::: Document text

Watching Busch smash a beautiful trophy to pieces just looked disrespectful and, in my case, left me with a sick feeling in the stomach. Does that bring in viewers to NASCAR's next race?

I'm not entirely sure.

Then, there's the argument that NASCAR needs Kyle Busch just as it needs good tires at the Brickyard or a close finish at the Daytona 500 because he's a character without robot-like tendencies that many drivers -- including the reigning three-time champion Jimmie Johnson -- have been accused of in this era of sponsor-driven racing.

Several writers in the NASCAR media contingent this week have argued that Busch's guitar smash was a "so what?" moment, and that it's just another way that Busch is evolving into that villain of the sport people have clamored for since it lost Dale Earnhardt and Tony Stewart became a car owner. They've questioned why people aren't applauding Busch for his out-of-the-box actions and praised him for being different.

Aren't villians, though, supposed to be hated, booed and generally frowned on against by a good majority of a sport's fans? And isn't the true test of a guy that has the gall to take that role how well he can overcome mass hatred from the stands and still produce?

Kyle Busch has succeeded in that area, but where he hasn't succeeded is finding someone who is willing to take the staunch opposite role that will gladly throw numerous verbal barbs at the No. 18 or be a shoe-in for on-track fireworks whenever they run together.

Instead, Busch seems to the be the black-caped villian of a city that doesn't care what he does because they have no motivation to stop him.

In fact, that motivation has been sorely lacking from the Sprint Cup Series where Busch, at the moment, is 9th in points and just 53 markers from losing his lock-in spot to the Chase for the Sprint Cup.

Sure, it's a little different in the Craftsman Truck Series and Nationwide Series where Busch has already tallied six total wins in 2009. That'll happen -- especially in the Nationwide Series where he should legitmately have two more wins and a bigger points lead -- when you're driving a Nationwide team with the resources of a Sprint Cup team.

::::::
::: Recorded data

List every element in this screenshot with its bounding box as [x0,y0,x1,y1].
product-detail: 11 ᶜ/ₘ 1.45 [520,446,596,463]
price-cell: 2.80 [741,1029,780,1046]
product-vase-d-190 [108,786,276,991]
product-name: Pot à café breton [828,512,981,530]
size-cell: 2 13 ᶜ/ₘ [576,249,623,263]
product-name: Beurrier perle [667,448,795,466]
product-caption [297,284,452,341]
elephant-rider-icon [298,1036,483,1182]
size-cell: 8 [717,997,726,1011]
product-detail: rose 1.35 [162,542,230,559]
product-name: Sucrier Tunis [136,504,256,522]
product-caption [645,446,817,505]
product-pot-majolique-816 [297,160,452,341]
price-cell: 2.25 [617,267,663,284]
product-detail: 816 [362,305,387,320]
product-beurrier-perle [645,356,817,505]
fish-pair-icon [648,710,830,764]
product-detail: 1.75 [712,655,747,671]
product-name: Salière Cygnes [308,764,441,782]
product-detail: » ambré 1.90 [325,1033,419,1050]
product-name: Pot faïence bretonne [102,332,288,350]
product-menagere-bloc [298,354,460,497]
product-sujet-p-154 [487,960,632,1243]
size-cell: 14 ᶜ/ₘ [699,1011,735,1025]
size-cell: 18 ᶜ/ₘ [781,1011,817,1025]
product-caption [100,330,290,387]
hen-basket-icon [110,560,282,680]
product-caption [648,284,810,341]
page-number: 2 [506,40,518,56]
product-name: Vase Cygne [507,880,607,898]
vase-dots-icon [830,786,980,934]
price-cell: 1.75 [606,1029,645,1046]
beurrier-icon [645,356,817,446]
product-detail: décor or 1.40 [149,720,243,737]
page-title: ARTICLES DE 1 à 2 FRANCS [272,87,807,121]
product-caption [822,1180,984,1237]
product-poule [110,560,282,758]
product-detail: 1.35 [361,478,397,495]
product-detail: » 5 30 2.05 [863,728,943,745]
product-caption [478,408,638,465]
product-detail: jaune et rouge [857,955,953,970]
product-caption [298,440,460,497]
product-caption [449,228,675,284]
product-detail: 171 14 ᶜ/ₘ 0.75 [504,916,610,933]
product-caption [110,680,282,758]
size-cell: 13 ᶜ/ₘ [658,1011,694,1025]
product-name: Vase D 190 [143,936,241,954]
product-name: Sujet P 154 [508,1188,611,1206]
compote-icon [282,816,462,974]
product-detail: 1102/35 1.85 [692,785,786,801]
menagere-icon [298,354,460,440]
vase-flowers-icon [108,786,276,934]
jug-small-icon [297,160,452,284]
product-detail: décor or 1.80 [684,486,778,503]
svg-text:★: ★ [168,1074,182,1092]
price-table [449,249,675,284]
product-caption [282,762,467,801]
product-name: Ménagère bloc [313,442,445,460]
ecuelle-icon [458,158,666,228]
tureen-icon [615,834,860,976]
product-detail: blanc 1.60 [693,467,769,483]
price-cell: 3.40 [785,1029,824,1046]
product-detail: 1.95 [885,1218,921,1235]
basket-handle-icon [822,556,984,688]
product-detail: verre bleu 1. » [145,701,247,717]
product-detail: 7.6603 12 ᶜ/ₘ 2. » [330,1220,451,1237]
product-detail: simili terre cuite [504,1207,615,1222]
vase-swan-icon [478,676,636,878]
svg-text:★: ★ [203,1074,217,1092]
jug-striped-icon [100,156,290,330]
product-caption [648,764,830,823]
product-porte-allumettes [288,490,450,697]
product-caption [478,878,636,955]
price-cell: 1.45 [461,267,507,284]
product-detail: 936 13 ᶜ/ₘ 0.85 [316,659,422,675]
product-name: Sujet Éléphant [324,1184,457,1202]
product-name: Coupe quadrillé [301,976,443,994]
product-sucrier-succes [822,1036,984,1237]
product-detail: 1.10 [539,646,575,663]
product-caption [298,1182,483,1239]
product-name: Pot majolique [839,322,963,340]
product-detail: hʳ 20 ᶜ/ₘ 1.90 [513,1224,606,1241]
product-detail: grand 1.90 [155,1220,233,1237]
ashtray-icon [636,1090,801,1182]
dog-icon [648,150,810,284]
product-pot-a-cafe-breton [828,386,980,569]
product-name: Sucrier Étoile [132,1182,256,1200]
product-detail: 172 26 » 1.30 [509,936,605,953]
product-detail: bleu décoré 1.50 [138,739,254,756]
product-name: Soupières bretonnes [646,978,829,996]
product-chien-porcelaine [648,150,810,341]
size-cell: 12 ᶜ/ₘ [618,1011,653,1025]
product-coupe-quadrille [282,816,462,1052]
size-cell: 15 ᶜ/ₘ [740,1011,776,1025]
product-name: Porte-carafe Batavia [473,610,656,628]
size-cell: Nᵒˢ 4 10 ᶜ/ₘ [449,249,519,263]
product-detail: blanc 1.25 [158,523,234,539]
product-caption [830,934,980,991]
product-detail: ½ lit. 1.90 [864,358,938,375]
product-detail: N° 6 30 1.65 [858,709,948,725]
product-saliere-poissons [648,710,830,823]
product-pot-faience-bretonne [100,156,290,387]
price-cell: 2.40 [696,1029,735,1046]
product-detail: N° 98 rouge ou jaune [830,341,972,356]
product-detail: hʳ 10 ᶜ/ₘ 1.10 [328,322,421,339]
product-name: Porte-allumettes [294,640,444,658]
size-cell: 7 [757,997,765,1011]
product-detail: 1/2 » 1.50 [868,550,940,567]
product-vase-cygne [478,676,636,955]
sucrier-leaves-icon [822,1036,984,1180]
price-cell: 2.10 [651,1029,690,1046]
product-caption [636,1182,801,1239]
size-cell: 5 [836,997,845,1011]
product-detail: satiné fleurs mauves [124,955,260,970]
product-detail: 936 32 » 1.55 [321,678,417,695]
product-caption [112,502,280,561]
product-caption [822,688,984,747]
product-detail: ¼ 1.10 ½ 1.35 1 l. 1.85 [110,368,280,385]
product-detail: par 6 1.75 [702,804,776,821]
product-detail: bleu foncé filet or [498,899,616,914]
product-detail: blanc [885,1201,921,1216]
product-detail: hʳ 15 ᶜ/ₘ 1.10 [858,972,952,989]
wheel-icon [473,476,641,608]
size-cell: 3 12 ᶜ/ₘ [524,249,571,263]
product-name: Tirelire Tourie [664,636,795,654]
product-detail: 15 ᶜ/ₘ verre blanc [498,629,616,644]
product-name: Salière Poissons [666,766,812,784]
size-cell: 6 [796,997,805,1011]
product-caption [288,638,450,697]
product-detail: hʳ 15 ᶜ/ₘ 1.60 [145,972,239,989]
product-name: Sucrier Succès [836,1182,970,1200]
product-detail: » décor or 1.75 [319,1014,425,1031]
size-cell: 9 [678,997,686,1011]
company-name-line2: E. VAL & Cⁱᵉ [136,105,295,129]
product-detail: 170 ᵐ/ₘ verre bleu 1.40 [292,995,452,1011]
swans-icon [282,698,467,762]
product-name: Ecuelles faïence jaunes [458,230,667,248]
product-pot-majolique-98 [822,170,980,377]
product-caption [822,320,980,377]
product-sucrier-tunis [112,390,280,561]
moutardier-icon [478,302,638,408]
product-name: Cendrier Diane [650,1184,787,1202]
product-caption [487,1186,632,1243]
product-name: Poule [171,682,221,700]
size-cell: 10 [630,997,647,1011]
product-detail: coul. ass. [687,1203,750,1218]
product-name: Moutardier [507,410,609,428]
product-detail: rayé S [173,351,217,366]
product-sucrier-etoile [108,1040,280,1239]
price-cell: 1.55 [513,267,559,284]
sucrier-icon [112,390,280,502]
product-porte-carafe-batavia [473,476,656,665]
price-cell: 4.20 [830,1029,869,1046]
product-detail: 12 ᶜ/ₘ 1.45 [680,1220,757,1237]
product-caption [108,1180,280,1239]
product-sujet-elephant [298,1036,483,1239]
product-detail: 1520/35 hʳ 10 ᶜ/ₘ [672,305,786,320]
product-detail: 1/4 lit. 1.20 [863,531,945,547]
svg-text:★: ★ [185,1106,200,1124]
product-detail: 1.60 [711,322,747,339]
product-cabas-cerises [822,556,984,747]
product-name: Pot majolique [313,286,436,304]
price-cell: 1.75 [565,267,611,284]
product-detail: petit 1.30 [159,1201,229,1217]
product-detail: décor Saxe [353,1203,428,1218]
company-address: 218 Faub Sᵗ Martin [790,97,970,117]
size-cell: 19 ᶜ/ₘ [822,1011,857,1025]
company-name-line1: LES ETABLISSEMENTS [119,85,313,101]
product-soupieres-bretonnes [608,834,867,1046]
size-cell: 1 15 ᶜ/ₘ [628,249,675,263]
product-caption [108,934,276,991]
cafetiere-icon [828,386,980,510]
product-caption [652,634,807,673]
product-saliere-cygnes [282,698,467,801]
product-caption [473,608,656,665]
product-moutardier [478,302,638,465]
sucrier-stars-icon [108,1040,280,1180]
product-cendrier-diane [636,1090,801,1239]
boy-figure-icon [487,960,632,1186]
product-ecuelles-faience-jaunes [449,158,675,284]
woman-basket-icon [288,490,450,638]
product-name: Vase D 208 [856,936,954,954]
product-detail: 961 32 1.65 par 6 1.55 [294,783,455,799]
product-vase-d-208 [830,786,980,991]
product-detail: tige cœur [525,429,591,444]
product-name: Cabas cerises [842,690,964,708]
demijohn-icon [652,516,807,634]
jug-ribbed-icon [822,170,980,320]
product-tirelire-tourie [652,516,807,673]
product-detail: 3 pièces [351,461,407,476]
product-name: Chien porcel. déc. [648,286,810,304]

::::::

> **What to do**
A) Answer these from the piece about Kyle Busch:
(i) Who does the piece call the reigning three-time champion?
(ii) What place is Busch in for Sprint Cup points, and how many markers is he from losing his lock-in spot to the Chase?
(iii) How many total wins has Busch tallied in 2009 across the Craftsman Truck Series and Nationwide Series?
B) Carry on the piece about Kyle Busch from its last sentence.

> **Answers to the exercise**
A)
(i) Jimmie Johnson
(ii) 9th, 53 markers
(iii) Six

B)
I'll grant the fact that Kyle Busch is an acorn in a sport filled mostly with apples, and that his dominance certainly has energized and grown his fan base.

But when it comes to thinking that he's making the sport a better place, he seems to be following the pattern of one step forward and two steps back. He's claimed to have a deep respect for past NASCAR stars and made a huge donation to former Nationwide Series driver Sam Ard's health costs. He's given money to charities and donated a lot of time in that direction.

He's got no problem with talking at length about a race win, but when it comes to a narrow defeat, he's had a tough time figuring out how to let his fans know what happened but routinely avoiding that same media.

Smashing a coveted guitar in front of the whole world -- and more importantly Nashville track staff, artist Sam Bass and race sponsor (who walked out of victory lane according to Bass) Federated Auto Parts -- appears as a deep, deep disrespect for nearly everything in NASCAR.

A deep disrespect regardless of an intention to reward a team for their hard work with a piece of the guitar.

It's one thing to play the on- or off-track villian by spinning other cars or calling out other drivers, but when people who are in victory lane to congratulate a win and they leave with a nasty taste of disrespect because of a sheepish act, it's simple: Kyle Busch didn't do the right thing.

He's good for the sport on many, many levels right now, but there's still too much in Kyle Busch that isn't good for NASCAR right now.